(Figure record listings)

——

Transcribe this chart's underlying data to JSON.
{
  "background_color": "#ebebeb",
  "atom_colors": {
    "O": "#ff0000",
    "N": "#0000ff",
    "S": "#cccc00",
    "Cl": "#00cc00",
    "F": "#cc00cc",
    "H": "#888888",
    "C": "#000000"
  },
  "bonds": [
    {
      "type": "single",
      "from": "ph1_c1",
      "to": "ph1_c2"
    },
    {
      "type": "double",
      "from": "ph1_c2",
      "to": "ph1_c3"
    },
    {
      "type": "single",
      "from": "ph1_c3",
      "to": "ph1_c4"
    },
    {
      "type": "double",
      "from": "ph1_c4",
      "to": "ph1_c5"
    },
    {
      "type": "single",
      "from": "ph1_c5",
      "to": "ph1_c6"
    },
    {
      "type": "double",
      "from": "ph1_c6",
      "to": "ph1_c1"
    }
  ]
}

——

■ **Task details**
In the records above, locate each line with the word "from". Copy all such lines.

■ **Solved exercise**
      "from": "ph1_c1",
      "from": "ph1_c2",
      "from": "ph1_c3",
      "from": "ph1_c4",
      "from": "ph1_c5",
      "from": "ph1_c6",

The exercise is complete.